#### [Stated exercise]
Search the material for "간장고추지" and show all lines that contain it.

#### [Entries supplied]
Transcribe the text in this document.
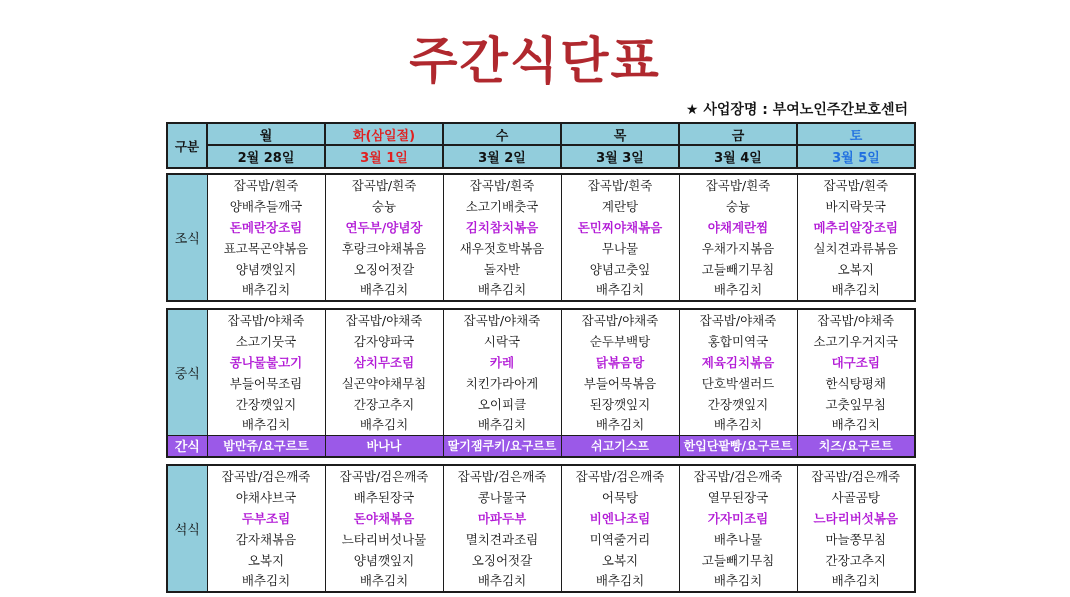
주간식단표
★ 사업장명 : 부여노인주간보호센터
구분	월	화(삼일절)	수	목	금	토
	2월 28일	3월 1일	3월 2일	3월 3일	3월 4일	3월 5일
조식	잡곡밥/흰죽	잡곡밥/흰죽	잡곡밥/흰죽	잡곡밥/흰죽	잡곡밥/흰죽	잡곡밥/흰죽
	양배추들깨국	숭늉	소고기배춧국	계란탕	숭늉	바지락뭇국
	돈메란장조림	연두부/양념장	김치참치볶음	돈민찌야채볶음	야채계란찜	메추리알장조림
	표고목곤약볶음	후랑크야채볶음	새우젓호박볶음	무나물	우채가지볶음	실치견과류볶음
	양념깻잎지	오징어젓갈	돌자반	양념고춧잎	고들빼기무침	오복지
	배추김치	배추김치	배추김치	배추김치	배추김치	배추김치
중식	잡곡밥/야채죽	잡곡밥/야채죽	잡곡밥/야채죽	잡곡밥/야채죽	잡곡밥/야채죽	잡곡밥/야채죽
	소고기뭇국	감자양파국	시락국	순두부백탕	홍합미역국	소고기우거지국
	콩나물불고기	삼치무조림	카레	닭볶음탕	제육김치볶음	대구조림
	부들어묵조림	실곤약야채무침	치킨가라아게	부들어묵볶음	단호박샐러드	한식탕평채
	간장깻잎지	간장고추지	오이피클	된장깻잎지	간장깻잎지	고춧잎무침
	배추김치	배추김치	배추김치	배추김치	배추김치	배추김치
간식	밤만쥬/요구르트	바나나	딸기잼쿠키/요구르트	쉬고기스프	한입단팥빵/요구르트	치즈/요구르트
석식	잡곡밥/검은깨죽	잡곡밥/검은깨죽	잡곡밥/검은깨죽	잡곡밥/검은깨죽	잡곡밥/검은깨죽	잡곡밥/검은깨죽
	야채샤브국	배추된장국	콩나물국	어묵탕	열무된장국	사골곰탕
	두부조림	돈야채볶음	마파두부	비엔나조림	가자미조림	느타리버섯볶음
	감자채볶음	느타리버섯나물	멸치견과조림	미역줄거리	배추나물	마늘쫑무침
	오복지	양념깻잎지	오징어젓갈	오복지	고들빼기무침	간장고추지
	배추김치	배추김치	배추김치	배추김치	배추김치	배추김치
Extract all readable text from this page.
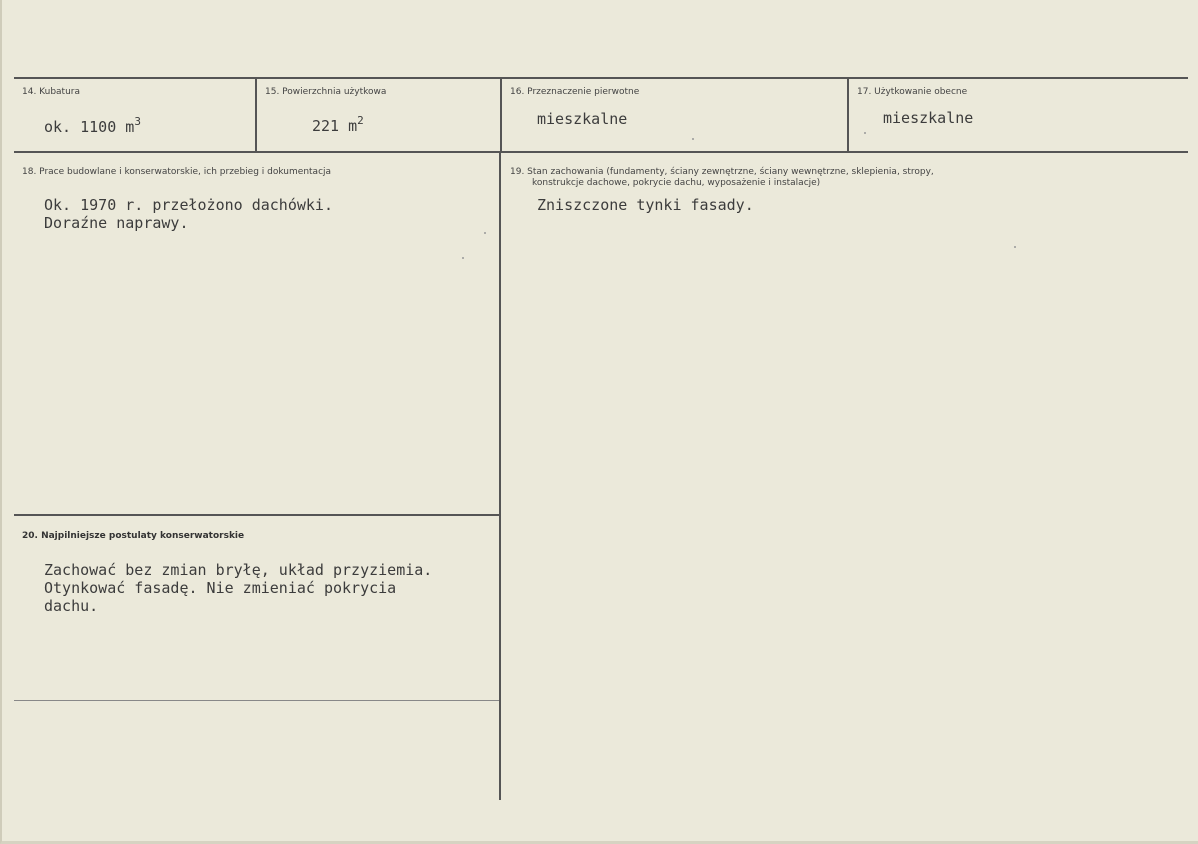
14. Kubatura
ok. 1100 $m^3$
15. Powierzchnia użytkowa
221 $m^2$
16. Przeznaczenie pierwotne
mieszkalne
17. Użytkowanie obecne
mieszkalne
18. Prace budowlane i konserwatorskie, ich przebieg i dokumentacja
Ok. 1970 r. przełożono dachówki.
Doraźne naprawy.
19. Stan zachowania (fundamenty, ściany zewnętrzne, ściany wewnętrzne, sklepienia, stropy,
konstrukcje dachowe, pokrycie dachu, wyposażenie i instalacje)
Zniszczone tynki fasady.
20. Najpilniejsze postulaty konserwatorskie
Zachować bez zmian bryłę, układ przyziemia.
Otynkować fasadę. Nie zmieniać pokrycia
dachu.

--

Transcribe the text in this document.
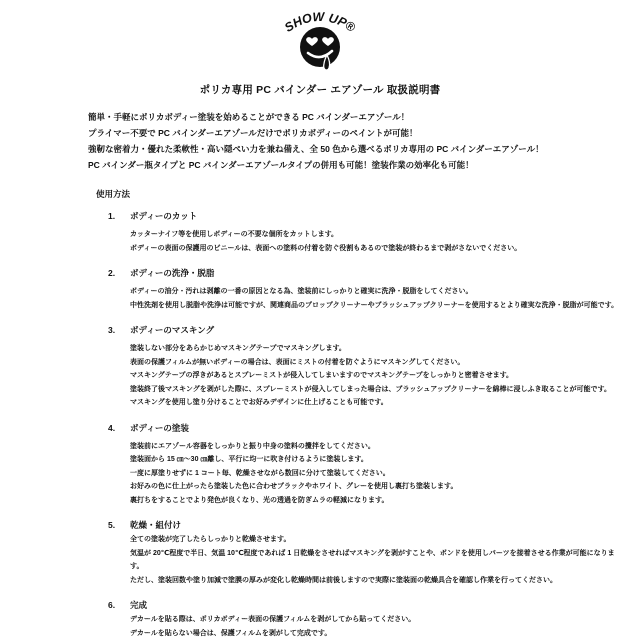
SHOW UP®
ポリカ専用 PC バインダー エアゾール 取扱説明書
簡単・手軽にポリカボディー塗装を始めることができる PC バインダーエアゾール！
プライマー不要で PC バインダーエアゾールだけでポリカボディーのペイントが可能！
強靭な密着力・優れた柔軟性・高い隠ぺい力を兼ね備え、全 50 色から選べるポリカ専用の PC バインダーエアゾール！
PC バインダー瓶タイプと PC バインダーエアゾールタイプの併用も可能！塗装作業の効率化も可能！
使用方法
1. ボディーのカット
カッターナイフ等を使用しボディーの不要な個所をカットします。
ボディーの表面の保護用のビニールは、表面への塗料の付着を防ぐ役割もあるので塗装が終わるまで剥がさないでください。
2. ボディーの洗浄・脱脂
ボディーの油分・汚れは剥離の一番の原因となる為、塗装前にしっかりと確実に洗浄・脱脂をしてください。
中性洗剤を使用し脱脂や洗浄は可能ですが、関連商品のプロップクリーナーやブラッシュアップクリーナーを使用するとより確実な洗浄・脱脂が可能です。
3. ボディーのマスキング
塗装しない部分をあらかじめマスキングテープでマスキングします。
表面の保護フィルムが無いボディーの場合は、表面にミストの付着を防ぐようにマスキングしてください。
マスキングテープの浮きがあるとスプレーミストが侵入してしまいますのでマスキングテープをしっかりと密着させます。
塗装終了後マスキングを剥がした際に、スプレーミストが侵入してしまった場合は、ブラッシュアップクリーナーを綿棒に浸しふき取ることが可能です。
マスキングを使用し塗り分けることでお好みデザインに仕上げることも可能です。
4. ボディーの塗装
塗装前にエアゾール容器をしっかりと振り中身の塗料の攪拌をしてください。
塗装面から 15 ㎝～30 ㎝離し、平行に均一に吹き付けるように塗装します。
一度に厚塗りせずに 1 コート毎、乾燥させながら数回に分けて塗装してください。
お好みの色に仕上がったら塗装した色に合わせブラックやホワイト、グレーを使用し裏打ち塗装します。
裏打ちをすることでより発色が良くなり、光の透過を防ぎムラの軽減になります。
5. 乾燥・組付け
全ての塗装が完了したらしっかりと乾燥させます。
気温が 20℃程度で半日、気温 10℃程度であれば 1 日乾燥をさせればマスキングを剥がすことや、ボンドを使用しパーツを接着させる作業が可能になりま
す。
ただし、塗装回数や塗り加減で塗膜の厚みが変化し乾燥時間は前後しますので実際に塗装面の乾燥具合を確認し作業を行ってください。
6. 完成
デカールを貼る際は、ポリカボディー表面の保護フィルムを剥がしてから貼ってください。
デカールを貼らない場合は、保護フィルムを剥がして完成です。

==

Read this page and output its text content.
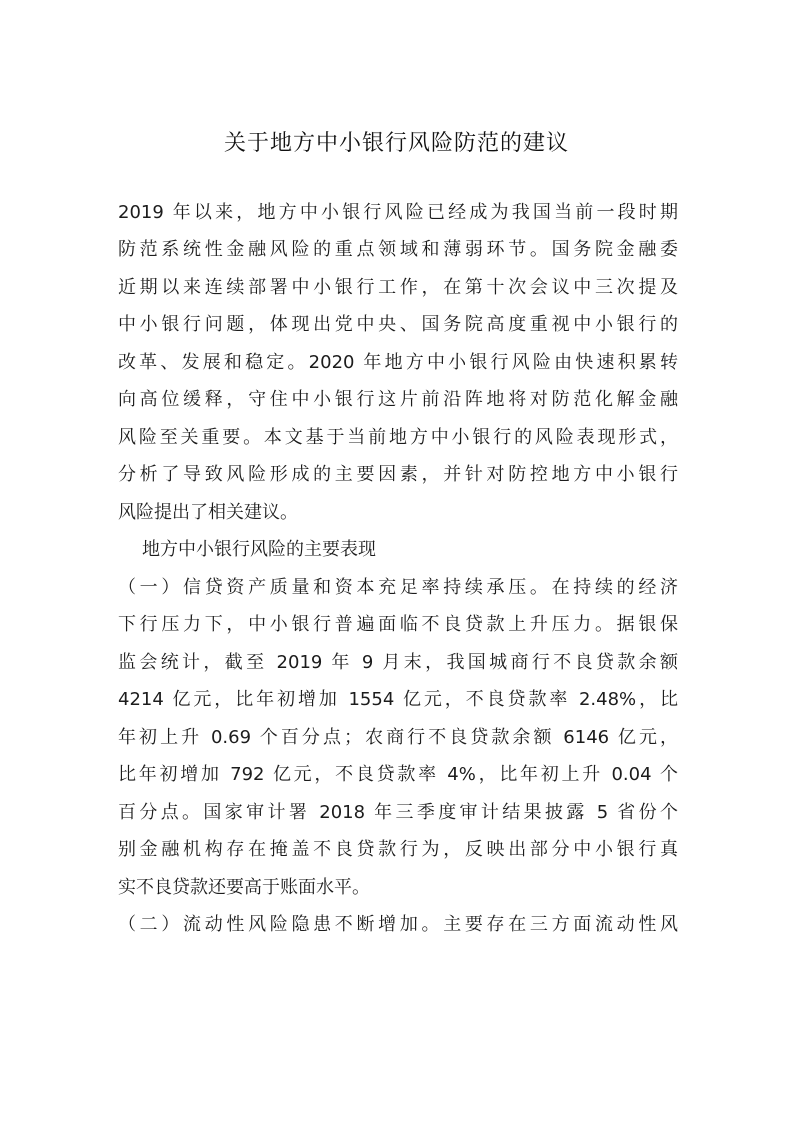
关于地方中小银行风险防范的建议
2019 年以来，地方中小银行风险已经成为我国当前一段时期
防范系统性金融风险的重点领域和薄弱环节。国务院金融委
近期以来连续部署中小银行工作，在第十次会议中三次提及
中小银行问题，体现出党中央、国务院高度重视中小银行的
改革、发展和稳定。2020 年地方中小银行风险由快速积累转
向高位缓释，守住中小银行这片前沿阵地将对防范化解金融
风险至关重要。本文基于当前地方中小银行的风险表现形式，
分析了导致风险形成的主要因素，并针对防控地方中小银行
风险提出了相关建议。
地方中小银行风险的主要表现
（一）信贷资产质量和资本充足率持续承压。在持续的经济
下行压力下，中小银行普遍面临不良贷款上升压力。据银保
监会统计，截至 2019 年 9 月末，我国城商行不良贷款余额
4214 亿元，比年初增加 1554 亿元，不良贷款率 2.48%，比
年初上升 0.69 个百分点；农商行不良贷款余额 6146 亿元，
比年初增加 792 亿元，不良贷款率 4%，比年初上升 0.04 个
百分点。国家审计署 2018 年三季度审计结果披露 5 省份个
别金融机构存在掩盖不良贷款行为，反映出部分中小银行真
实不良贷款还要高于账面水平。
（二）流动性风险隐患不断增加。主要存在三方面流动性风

#### [Exercise result]
	간장깻잎지	간장고추지	오이피클	된장깻잎지	간장깻잎지	고춧잎무침
	오복지	양념깻잎지	오징어젓갈	오복지	고들빼기무침	간장고추지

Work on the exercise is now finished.